* Begin *

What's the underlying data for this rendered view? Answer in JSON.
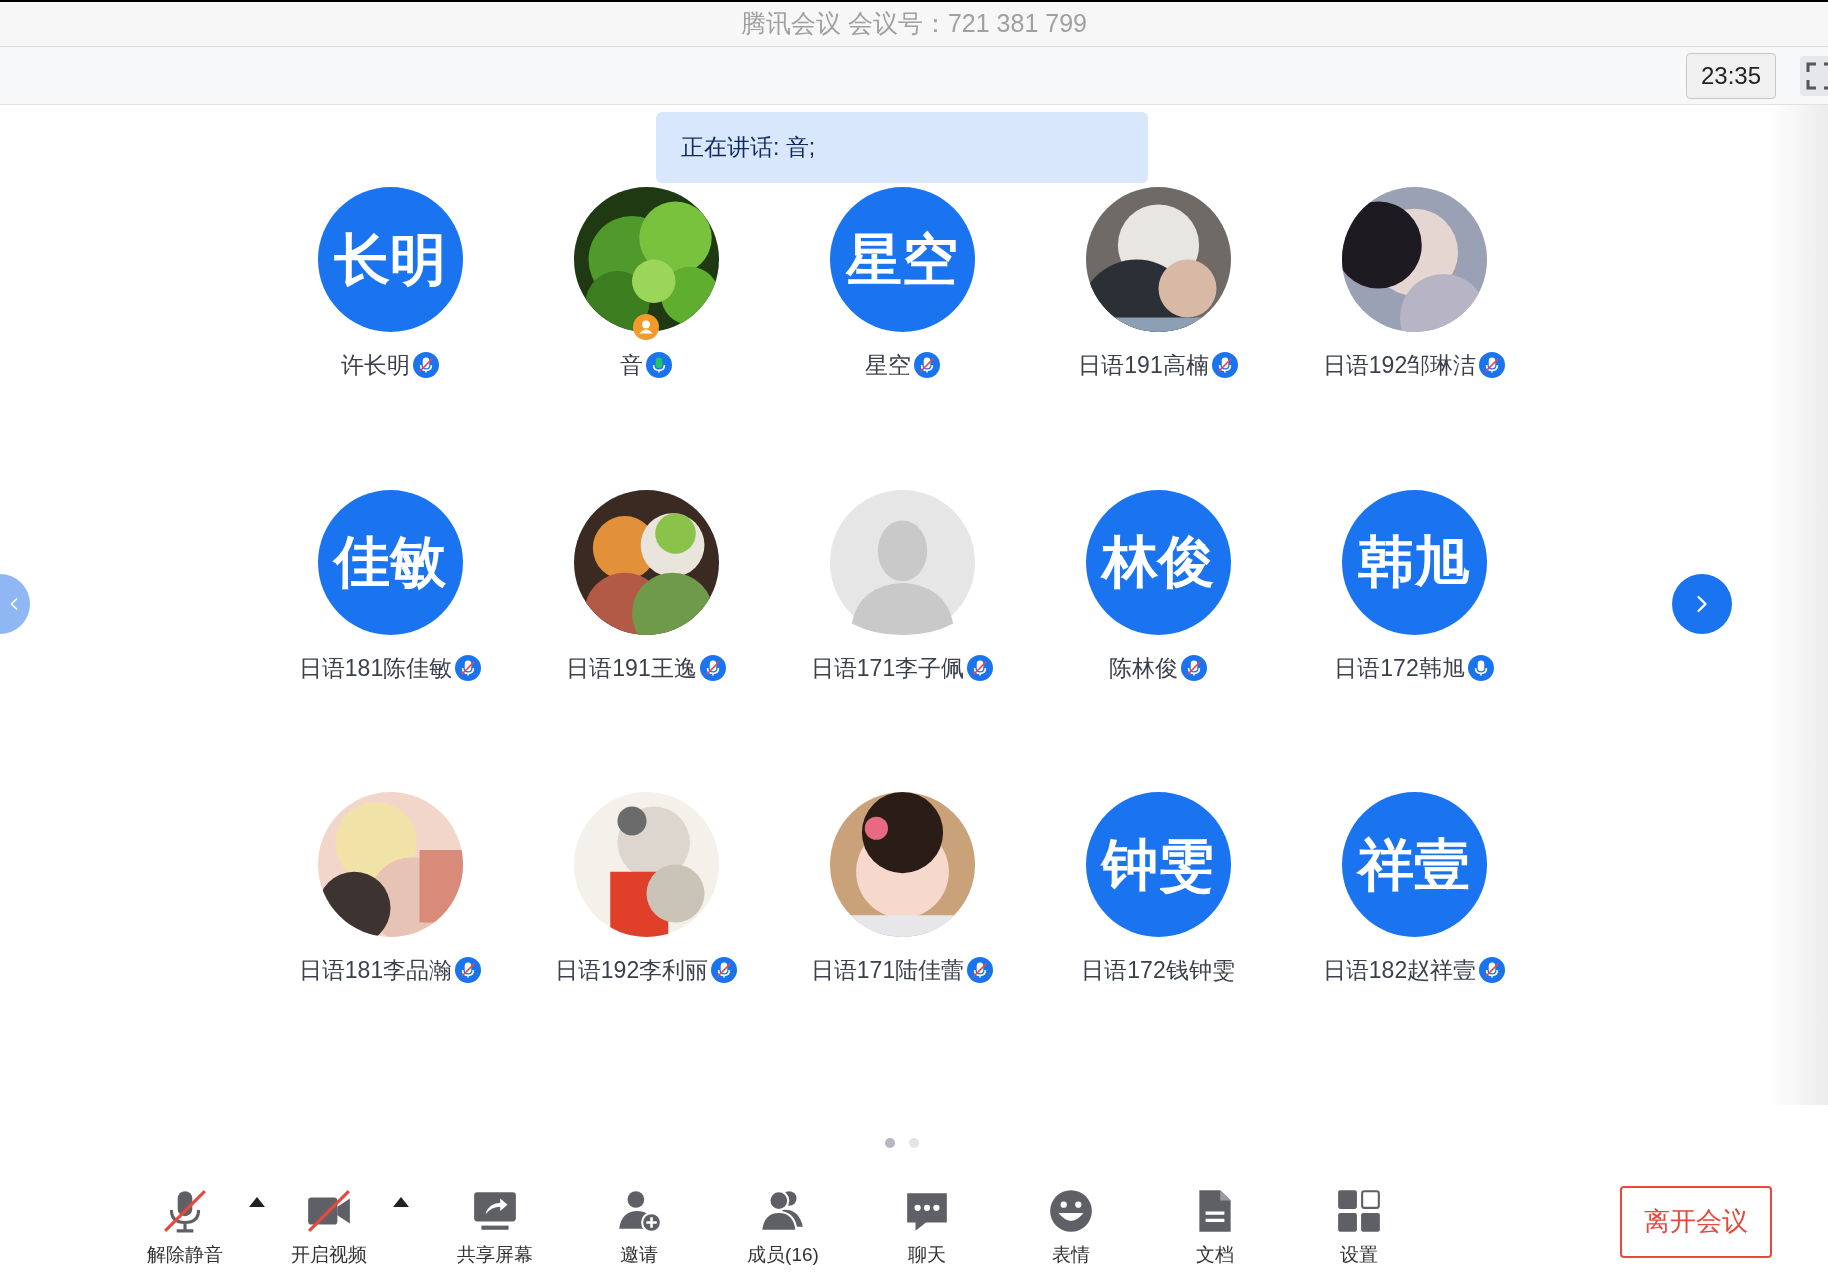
{
  "window": {
    "title": "腾讯会议 会议号：721 381 799"
  },
  "clock": "23:35",
  "speaking_banner": "正在讲话: 音;",
  "participants": [
    {
      "name": "许长明",
      "avatar": {
        "kind": "text",
        "text": "长明"
      },
      "mic_shown": true,
      "muted": true,
      "speaking": false,
      "host": false
    },
    {
      "name": "音",
      "mic_shown": true,
      "muted": false,
      "speaking": true,
      "host": true
    },
    {
      "name": "星空",
      "avatar": {
        "kind": "text",
        "text": "星空"
      },
      "mic_shown": true,
      "muted": true,
      "speaking": false,
      "host": false
    },
    {
      "name": "日语191高楠",
      "mic_shown": true,
      "muted": true,
      "speaking": false,
      "host": false
    },
    {
      "name": "日语192邹琳洁",
      "mic_shown": true,
      "muted": true,
      "speaking": false,
      "host": false
    },
    {
      "name": "日语181陈佳敏",
      "avatar": {
        "kind": "text",
        "text": "佳敏"
      },
      "mic_shown": true,
      "muted": true,
      "speaking": false,
      "host": false
    },
    {
      "name": "日语191王逸",
      "mic_shown": true,
      "muted": true,
      "speaking": false,
      "host": false
    },
    {
      "name": "日语171李子佩",
      "avatar": {
        "kind": "placeholder"
      },
      "mic_shown": true,
      "muted": true,
      "speaking": false,
      "host": false
    },
    {
      "name": "陈林俊",
      "avatar": {
        "kind": "text",
        "text": "林俊"
      },
      "mic_shown": true,
      "muted": true,
      "speaking": false,
      "host": false
    },
    {
      "name": "日语172韩旭",
      "avatar": {
        "kind": "text",
        "text": "韩旭"
      },
      "mic_shown": true,
      "muted": false,
      "speaking": false,
      "host": false
    },
    {
      "name": "日语181李品瀚",
      "mic_shown": true,
      "muted": true,
      "speaking": false,
      "host": false
    },
    {
      "name": "日语192李利丽",
      "mic_shown": true,
      "muted": true,
      "speaking": false,
      "host": false
    },
    {
      "name": "日语171陆佳蕾",
      "mic_shown": true,
      "muted": true,
      "speaking": false,
      "host": false
    },
    {
      "name": "日语172钱钟雯",
      "avatar": {
        "kind": "text",
        "text": "钟雯"
      },
      "mic_shown": false,
      "host": false
    },
    {
      "name": "日语182赵祥壹",
      "avatar": {
        "kind": "text",
        "text": "祥壹"
      },
      "mic_shown": true,
      "muted": true,
      "speaking": false,
      "host": false
    }
  ],
  "pagination": [
    {
      "selected": true
    },
    {
      "selected": false
    }
  ],
  "toolbar": [
    {
      "kind": "mic",
      "label": "解除静音",
      "slashed": true,
      "caret": true
    },
    {
      "kind": "video",
      "label": "开启视频",
      "slashed": true,
      "caret": true
    },
    {
      "kind": "share",
      "label": "共享屏幕",
      "caret": false
    },
    {
      "kind": "invite",
      "label": "邀请",
      "caret": false
    },
    {
      "kind": "members",
      "label": "成员(16)",
      "caret": false
    },
    {
      "kind": "chat",
      "label": "聊天",
      "caret": false
    },
    {
      "kind": "emoji",
      "label": "表情",
      "caret": false
    },
    {
      "kind": "docs",
      "label": "文档",
      "caret": false
    },
    {
      "kind": "settings",
      "label": "设置",
      "caret": false
    }
  ],
  "leave_button": "离开会议"
}
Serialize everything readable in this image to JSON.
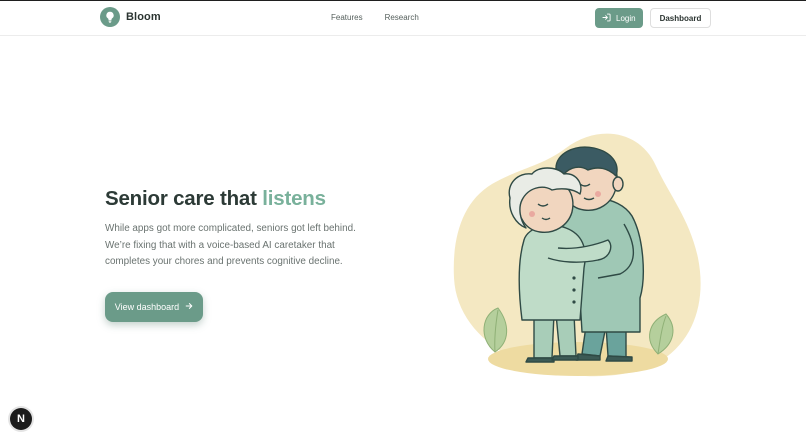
{
  "header": {
    "brand_name": "Bloom",
    "logo_icon": "lightbulb-icon",
    "nav_links": [
      "Features",
      "Research"
    ],
    "login_label": "Login",
    "login_icon": "login-arrow-icon",
    "dashboard_label": "Dashboard"
  },
  "hero": {
    "title_prefix": "Senior care that ",
    "title_accent": "listens",
    "body_lines": [
      "While apps got more complicated, seniors got left behind.",
      "We’re fixing that with a voice-based AI caretaker that",
      "completes your chores and prevents cognitive decline."
    ],
    "cta_label": "View dashboard",
    "cta_icon": "arrow-right-icon",
    "illustration": "elderly-couple-hugging-illustration"
  },
  "dev_badge": {
    "label": "N"
  },
  "colors": {
    "brand": "#6b9b89",
    "accent_text": "#79b19b",
    "blob": "#f4e8c2",
    "heading": "#2c3a36",
    "body_text": "#6a7370"
  }
}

* End *

» TASK INSTRUCTIONS:
Write out an exact copy of the lines beginning at the line that contains "Serialize everything readable" and ending at the last line of the listing. Exclude pictures.

» RESPONSE TO THIS EXERCISE:
Serialize everything readable in this image to JSON.
{
  "header": {
    "brand_name": "Bloom",
    "logo_icon": "lightbulb-icon",
    "nav_links": [
      "Features",
      "Research"
    ],
    "login_label": "Login",
    "login_icon": "login-arrow-icon",
    "dashboard_label": "Dashboard"
  },
  "hero": {
    "title_prefix": "Senior care that ",
    "title_accent": "listens",
    "body_lines": [
      "While apps got more complicated, seniors got left behind.",
      "We’re fixing that with a voice-based AI caretaker that",
      "completes your chores and prevents cognitive decline."
    ],
    "cta_label": "View dashboard",
    "cta_icon": "arrow-right-icon",
    "illustration": "elderly-couple-hugging-illustration"
  },
  "dev_badge": {
    "label": "N"
  },
  "colors": {
    "brand": "#6b9b89",
    "accent_text": "#79b19b",
    "blob": "#f4e8c2",
    "heading": "#2c3a36",
    "body_text": "#6a7370"
  }
}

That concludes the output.